**Data records:**
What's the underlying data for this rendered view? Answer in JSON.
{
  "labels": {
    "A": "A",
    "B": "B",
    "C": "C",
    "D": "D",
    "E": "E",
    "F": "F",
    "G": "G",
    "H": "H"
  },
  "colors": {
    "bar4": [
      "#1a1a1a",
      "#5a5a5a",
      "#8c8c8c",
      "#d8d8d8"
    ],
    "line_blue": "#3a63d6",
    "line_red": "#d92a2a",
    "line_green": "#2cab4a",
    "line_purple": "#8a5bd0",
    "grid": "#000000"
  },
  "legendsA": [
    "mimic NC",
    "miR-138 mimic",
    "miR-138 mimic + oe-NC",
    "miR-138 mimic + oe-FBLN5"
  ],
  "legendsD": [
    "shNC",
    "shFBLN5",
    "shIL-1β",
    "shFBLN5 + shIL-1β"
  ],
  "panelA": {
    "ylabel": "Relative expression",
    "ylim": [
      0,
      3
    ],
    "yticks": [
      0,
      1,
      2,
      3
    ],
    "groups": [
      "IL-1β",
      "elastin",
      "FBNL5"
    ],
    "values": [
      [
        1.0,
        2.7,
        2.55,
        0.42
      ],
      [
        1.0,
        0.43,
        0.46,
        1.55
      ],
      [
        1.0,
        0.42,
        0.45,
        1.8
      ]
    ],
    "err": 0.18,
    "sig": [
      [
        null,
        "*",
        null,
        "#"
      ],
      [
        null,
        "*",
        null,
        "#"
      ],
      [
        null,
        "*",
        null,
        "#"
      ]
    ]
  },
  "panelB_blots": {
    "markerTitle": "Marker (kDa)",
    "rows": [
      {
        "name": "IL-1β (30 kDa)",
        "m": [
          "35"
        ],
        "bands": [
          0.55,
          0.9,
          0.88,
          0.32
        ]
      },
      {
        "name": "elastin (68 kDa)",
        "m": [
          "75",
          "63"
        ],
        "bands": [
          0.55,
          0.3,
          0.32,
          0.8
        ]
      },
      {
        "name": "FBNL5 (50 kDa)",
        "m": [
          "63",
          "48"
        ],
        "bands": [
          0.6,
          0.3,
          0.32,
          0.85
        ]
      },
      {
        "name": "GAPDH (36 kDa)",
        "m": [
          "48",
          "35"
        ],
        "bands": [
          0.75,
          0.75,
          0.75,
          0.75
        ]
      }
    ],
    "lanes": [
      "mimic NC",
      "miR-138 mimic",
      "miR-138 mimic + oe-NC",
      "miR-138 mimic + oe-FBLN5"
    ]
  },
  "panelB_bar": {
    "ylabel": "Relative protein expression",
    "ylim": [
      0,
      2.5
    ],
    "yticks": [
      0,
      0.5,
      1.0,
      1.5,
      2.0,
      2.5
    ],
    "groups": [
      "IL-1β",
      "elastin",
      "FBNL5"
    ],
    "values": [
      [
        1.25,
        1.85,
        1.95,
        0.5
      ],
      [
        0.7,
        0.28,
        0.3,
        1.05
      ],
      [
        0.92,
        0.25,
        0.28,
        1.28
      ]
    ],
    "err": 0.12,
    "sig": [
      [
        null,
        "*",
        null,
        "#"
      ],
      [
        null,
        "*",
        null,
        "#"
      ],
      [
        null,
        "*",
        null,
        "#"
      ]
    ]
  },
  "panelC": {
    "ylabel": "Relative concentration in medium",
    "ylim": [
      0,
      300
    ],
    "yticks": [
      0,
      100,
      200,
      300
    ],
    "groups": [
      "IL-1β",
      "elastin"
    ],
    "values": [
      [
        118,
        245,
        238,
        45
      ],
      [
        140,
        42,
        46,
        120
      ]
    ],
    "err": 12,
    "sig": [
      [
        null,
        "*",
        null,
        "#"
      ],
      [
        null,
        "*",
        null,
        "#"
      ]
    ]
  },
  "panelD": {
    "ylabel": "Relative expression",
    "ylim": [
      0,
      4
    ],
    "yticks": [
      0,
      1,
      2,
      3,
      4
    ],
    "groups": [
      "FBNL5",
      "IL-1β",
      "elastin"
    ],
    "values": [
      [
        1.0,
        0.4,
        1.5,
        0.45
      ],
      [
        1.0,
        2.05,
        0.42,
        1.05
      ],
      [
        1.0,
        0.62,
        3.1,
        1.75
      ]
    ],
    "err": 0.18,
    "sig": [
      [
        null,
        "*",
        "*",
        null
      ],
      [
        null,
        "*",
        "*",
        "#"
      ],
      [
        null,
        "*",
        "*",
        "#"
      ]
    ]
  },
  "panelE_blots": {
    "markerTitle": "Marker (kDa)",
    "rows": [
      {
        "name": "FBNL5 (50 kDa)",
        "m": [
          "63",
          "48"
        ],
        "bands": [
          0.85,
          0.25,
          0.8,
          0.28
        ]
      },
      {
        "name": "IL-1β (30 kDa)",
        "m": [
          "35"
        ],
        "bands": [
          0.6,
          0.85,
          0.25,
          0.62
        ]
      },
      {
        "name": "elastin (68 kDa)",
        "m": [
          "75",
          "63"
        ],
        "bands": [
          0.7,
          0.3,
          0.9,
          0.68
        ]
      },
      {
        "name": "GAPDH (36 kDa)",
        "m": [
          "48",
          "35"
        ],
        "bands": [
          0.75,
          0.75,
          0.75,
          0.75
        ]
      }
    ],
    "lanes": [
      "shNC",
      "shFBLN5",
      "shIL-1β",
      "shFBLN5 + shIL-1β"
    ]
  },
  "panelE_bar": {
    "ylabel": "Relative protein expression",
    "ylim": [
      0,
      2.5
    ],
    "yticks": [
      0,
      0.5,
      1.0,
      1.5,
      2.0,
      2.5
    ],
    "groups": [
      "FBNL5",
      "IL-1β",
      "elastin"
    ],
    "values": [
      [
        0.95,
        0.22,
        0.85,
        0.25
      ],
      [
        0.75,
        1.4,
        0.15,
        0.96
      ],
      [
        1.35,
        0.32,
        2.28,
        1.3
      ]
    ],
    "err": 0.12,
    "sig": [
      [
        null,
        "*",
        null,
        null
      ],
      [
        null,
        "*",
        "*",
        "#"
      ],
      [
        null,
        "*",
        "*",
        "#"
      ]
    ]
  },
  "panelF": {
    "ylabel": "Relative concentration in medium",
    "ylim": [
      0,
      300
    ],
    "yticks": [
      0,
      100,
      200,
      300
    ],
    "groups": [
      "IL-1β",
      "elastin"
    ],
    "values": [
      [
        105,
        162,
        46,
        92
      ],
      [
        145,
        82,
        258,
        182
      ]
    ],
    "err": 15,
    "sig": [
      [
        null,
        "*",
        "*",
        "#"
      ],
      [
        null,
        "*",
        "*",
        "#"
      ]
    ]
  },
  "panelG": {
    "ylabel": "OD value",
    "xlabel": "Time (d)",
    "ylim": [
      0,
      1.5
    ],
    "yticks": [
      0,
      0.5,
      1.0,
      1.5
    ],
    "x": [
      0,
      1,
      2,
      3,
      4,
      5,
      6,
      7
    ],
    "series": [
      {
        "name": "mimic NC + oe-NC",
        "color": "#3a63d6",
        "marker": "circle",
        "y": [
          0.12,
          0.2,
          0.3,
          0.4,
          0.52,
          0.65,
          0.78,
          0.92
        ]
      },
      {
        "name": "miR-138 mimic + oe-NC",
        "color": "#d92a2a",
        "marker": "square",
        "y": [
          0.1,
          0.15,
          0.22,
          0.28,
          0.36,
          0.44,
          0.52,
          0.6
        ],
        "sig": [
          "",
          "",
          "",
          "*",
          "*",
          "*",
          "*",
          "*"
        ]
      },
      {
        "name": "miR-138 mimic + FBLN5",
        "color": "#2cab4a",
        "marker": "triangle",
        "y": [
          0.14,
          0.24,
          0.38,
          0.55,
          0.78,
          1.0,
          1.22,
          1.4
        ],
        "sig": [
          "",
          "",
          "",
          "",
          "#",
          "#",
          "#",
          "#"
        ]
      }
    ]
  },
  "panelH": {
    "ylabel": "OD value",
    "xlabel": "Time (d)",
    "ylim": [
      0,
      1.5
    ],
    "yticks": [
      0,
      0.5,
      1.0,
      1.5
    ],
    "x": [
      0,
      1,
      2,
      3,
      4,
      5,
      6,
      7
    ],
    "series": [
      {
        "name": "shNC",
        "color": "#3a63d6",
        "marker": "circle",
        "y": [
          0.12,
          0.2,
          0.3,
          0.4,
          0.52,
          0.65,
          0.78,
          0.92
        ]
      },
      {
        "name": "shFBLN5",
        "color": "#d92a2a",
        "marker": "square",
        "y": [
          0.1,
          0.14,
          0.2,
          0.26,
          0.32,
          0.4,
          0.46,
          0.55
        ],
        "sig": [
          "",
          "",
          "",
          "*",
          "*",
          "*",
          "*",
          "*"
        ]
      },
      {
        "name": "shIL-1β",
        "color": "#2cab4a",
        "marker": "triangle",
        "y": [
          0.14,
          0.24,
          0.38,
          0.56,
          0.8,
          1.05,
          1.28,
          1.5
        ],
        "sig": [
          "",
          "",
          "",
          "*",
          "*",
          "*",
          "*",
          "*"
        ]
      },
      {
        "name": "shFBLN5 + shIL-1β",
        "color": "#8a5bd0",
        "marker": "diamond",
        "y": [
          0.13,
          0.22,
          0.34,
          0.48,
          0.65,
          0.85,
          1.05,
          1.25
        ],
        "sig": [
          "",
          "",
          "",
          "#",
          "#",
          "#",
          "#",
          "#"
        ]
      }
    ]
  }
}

**Aim of the exercise:** From the material above, copy each line that includes the word "shIL".

**Response box:**
    "shIL-1β",
    "shFBLN5 + shIL-1β"
      "shIL-1β",
      "shFBLN5 + shIL-1β"
        "name": "shIL-1β",
        "name": "shFBLN5 + shIL-1β",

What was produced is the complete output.